WHAT TO DO: Pick out the lines below that include the string "name".

Records about charts and figures:
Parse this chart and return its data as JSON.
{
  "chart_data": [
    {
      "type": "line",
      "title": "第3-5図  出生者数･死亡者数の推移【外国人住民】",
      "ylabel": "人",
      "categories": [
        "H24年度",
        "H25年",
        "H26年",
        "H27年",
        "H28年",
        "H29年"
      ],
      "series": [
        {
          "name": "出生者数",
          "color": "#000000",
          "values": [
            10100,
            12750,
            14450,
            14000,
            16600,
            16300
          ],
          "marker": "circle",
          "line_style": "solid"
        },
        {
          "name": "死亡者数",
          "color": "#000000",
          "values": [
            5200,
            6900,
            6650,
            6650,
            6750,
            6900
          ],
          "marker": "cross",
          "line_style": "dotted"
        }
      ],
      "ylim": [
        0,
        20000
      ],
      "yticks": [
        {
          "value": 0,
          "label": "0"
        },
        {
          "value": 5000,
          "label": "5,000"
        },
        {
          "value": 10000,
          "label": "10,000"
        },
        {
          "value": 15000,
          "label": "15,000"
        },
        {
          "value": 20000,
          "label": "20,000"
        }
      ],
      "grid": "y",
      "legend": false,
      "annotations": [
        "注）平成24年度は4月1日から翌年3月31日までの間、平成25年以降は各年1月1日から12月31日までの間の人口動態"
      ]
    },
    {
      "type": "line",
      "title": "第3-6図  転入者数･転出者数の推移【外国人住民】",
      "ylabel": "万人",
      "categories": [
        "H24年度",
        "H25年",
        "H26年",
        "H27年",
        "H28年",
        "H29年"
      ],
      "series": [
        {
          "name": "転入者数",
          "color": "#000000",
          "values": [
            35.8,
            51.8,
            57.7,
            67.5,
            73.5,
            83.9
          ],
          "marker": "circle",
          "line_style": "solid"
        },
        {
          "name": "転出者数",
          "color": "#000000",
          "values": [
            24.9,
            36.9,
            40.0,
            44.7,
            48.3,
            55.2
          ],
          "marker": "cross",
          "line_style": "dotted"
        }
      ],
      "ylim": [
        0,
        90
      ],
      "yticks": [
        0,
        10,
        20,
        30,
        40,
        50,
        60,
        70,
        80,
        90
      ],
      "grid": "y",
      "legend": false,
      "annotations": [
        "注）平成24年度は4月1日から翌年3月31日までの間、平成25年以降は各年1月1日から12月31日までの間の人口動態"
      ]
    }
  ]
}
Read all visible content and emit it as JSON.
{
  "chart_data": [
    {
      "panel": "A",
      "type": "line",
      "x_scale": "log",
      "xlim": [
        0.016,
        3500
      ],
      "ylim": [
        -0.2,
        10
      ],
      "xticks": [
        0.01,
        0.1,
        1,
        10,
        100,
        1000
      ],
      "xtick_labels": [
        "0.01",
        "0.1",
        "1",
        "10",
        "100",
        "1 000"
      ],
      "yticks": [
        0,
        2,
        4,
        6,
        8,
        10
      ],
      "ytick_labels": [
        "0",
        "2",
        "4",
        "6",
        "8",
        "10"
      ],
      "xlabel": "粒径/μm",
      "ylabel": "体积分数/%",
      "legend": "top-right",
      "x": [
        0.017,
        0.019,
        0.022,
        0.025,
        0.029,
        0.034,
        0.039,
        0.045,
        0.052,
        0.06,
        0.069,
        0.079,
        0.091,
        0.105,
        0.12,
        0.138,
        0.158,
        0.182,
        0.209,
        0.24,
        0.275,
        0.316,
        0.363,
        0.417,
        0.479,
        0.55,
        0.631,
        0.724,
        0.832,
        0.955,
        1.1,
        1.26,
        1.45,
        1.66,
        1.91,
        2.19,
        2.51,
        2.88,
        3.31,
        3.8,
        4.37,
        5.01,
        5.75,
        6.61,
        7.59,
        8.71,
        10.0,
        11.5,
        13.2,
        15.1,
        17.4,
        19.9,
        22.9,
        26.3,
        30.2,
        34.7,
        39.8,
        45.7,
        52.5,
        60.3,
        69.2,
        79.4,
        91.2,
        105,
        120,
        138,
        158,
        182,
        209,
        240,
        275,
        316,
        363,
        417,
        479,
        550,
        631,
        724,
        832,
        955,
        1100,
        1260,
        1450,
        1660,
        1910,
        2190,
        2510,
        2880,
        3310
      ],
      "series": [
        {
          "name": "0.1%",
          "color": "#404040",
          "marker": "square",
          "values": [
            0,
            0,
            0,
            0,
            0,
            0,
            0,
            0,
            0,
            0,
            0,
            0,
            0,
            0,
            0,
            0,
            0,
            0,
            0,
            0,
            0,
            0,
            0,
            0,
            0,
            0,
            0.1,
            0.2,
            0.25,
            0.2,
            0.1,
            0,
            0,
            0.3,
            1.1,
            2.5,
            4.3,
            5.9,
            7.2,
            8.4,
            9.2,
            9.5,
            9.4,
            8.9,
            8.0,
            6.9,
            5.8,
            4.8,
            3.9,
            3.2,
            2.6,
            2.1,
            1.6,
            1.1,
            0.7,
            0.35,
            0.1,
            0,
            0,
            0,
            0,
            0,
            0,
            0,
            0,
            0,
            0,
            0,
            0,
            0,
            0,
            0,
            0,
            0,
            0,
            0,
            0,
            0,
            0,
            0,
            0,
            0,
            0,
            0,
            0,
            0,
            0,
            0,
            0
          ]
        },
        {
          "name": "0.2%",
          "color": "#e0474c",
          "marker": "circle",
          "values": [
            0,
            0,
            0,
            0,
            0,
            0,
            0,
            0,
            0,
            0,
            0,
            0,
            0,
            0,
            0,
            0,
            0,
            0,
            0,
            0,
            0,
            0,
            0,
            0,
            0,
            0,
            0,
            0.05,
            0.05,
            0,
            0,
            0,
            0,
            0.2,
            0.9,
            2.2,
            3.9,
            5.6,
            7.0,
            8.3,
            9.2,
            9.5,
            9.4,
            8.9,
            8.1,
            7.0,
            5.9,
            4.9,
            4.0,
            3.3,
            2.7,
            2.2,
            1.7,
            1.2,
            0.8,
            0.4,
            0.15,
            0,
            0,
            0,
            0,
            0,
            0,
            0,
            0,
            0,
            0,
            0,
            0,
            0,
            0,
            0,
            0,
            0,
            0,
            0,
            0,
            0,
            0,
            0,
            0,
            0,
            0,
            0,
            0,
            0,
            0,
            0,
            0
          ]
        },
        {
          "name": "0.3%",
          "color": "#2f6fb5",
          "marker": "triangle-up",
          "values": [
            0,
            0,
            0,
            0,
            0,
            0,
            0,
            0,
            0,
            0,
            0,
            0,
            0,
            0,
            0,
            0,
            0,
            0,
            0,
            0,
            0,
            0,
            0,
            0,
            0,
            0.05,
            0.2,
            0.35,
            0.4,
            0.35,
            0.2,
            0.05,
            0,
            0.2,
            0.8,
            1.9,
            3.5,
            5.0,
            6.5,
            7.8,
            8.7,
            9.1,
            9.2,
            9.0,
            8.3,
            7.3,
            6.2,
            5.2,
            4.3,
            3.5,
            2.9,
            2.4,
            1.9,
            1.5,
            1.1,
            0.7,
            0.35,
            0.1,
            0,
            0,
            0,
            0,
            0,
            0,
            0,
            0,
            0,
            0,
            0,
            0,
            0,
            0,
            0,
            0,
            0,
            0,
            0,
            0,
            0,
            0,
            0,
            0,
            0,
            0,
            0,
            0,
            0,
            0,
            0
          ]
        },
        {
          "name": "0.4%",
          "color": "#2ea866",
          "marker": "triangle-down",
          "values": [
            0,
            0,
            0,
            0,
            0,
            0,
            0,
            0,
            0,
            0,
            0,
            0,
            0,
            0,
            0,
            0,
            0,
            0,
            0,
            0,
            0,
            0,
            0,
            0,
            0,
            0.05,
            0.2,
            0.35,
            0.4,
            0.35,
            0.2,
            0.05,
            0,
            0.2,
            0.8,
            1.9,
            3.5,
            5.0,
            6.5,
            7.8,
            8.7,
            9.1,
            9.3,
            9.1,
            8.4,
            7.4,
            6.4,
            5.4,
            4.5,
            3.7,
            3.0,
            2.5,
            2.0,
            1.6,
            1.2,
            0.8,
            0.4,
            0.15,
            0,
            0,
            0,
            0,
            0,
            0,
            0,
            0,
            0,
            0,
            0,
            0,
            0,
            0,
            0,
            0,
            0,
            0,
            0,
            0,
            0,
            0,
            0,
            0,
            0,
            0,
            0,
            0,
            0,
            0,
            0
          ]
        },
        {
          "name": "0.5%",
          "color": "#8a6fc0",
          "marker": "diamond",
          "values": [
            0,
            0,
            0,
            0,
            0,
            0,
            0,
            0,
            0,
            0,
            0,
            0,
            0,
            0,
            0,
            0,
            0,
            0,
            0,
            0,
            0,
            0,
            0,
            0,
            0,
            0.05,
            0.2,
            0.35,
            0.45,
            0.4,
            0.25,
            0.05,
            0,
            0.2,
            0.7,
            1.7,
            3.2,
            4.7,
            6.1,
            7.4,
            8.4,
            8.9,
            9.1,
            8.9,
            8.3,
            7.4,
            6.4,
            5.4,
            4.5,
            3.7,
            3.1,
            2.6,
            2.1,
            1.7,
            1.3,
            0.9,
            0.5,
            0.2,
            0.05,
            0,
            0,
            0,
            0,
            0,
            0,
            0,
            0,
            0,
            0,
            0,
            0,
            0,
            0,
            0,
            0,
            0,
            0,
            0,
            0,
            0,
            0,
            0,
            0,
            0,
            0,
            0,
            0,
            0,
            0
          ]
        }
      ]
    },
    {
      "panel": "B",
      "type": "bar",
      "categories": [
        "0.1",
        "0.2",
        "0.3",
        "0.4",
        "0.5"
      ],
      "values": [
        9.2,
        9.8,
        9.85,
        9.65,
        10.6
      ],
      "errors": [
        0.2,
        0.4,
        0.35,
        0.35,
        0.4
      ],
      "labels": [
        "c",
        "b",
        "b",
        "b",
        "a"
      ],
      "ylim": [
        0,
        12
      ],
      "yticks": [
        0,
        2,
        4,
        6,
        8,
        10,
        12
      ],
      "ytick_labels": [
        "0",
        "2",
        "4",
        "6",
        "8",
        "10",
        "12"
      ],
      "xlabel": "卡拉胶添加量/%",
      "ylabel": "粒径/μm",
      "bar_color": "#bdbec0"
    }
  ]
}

EXERCISE RESULT:
          "name": "出生者数",
          "name": "死亡者数",
          "name": "転入者数",
          "name": "転出者数",
          "name": "0.1%",
          "name": "0.2%",
          "name": "0.3%",
          "name": "0.4%",
          "name": "0.5%",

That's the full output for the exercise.